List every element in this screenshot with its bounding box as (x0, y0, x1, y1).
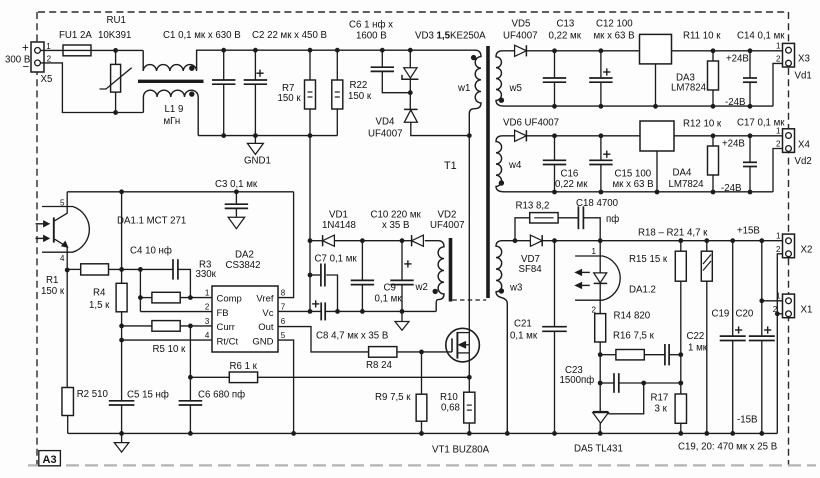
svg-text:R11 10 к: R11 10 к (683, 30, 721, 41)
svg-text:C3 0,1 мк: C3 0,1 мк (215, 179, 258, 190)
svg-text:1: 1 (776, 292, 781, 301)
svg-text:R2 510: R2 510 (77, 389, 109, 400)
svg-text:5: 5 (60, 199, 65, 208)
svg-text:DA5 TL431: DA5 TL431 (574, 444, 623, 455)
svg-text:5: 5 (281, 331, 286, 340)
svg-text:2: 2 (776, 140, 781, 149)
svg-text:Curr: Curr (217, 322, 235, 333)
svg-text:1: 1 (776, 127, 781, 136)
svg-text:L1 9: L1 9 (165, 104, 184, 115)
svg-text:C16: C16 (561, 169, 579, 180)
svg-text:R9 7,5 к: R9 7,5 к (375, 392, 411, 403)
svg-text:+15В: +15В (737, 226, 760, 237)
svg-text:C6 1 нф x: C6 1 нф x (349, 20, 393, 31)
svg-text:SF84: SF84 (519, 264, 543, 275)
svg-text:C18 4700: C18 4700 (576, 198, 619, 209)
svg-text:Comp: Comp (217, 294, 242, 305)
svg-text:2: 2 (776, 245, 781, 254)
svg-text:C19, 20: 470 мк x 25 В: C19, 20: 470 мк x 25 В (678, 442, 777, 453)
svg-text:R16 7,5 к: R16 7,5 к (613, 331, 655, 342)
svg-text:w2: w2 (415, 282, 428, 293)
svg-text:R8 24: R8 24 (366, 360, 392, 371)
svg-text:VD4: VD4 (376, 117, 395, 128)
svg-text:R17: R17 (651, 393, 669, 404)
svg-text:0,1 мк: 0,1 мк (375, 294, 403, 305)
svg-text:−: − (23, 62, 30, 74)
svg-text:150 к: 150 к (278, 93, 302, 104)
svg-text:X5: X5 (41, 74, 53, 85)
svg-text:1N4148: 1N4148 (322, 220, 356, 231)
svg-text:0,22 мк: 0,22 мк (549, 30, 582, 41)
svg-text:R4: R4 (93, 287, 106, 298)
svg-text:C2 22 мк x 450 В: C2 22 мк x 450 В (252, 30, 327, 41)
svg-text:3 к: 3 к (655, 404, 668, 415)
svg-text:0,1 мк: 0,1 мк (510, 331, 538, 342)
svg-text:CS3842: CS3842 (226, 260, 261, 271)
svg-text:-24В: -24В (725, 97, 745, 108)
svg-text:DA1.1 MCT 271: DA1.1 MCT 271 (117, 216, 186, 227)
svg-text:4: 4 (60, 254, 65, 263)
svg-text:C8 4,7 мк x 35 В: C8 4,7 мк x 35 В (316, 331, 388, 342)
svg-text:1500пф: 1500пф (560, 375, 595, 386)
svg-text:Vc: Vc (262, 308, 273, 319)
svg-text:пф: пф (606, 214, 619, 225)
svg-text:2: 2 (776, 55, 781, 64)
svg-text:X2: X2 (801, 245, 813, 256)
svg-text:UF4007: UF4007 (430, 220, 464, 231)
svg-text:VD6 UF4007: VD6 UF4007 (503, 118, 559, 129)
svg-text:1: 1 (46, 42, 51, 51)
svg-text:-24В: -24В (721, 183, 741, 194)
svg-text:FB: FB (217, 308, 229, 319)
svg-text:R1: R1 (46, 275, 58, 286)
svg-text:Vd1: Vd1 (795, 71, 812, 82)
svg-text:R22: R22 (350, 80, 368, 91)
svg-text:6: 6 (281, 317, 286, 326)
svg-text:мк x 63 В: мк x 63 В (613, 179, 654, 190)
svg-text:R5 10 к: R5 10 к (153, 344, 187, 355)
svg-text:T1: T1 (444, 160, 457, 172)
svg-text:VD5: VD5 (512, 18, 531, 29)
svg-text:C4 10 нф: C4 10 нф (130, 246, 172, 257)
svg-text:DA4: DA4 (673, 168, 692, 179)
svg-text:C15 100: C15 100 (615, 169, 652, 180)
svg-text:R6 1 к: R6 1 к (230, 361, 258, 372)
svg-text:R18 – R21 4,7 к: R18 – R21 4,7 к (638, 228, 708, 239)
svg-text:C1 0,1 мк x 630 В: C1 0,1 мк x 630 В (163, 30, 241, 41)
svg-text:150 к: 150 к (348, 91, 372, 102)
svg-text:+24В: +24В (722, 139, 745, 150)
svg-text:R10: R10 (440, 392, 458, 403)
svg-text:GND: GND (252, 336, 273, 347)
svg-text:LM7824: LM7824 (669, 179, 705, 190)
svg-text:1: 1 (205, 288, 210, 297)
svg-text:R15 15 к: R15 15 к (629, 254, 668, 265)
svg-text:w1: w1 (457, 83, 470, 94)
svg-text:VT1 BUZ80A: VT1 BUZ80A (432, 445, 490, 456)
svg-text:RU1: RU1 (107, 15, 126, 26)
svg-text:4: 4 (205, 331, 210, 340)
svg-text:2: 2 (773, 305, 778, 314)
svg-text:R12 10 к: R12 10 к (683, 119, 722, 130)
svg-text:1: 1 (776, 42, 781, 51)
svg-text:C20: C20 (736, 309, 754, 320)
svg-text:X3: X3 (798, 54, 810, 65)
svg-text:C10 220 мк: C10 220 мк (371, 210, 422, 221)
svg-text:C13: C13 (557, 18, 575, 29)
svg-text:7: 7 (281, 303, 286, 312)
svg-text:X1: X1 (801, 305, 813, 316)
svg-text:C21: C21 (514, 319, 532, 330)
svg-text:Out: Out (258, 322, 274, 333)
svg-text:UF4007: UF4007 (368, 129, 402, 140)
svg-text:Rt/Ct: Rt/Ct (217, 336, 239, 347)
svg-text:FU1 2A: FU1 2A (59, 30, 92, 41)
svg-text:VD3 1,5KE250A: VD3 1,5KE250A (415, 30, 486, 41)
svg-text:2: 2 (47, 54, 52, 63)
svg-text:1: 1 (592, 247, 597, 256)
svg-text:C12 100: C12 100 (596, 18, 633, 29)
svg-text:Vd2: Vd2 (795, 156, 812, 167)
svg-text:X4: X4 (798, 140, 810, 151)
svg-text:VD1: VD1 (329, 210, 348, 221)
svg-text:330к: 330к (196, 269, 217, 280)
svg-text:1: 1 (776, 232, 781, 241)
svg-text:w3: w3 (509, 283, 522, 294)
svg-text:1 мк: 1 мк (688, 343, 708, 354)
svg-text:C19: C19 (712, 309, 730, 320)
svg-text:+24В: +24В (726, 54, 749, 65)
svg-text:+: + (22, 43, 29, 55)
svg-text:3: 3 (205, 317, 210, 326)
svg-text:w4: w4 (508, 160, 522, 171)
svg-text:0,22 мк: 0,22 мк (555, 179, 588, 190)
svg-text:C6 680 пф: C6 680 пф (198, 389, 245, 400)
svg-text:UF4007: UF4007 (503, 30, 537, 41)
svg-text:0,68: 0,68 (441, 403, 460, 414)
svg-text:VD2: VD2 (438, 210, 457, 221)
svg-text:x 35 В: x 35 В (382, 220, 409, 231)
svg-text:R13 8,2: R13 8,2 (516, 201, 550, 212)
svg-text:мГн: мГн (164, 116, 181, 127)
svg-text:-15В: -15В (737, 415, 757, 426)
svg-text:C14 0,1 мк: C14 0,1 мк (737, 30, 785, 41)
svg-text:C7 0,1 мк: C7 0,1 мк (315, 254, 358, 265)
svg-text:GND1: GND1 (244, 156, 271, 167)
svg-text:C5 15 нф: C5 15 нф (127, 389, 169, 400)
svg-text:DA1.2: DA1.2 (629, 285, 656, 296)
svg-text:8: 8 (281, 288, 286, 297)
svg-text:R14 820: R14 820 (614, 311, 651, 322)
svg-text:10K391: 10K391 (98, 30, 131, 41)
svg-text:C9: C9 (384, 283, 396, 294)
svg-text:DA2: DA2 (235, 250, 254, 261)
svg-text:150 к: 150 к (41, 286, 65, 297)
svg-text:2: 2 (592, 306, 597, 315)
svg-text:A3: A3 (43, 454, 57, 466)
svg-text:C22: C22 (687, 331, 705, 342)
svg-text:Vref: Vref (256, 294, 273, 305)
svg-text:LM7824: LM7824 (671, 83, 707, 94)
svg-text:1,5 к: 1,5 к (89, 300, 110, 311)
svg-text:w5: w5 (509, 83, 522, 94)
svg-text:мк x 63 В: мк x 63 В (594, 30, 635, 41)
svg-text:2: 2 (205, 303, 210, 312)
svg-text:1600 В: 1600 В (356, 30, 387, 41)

§ §

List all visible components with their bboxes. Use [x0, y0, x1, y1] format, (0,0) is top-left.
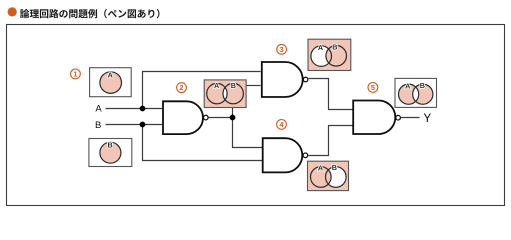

§ §

# Set task:
Present the lines from the one containing "List every element" through the one containing "svg-text:2: 2 (776, 245, 781, 254)", inclusive, as a Markdown table with the columns Row and Line. Number the rows, skip blank lines, and leave out the picture.

# Correct response:
| Row | Line |
|---|---|
| 1 | List every element in this screenshot with its bounding box as (x0, y0, x1, y1). |
| 2 | svg-text:R11 10 к: R11 10 к (683, 30, 721, 41) |
| 3 | svg-text:C3 0,1 мк: C3 0,1 мк (215, 179, 258, 190) |
| 4 | svg-text:1: 1 (776, 292, 781, 301) |
| 5 | svg-text:R2 510: R2 510 (77, 389, 109, 400) |
| 6 | svg-text:5: 5 (60, 199, 65, 208) |
| 7 | svg-text:DA5 TL431: DA5 TL431 (574, 444, 623, 455) |
| 8 | svg-text:5: 5 (281, 331, 286, 340) |
| 9 | svg-text:2: 2 (776, 140, 781, 149) |
| 10 | svg-text:Curr: Curr (217, 322, 235, 333) |
| 11 | svg-text:1: 1 (776, 127, 781, 136) |
| 12 | svg-text:L1 9: L1 9 (165, 104, 184, 115) |
| 13 | svg-text:C16: C16 (561, 169, 579, 180) |
| 14 | svg-text:R9 7,5 к: R9 7,5 к (375, 392, 411, 403) |
| 15 | svg-text:+15В: +15В (737, 226, 760, 237) |
| 16 | svg-text:C6 1 нф x: C6 1 нф x (349, 20, 393, 31) |
| 17 | svg-text:SF84: SF84 (519, 264, 543, 275) |
| 18 | svg-text:C18 4700: C18 4700 (576, 198, 619, 209) |
| 19 | svg-text:Comp: Comp (217, 294, 242, 305) |
| 20 | svg-text:2: 2 (776, 245, 781, 254) |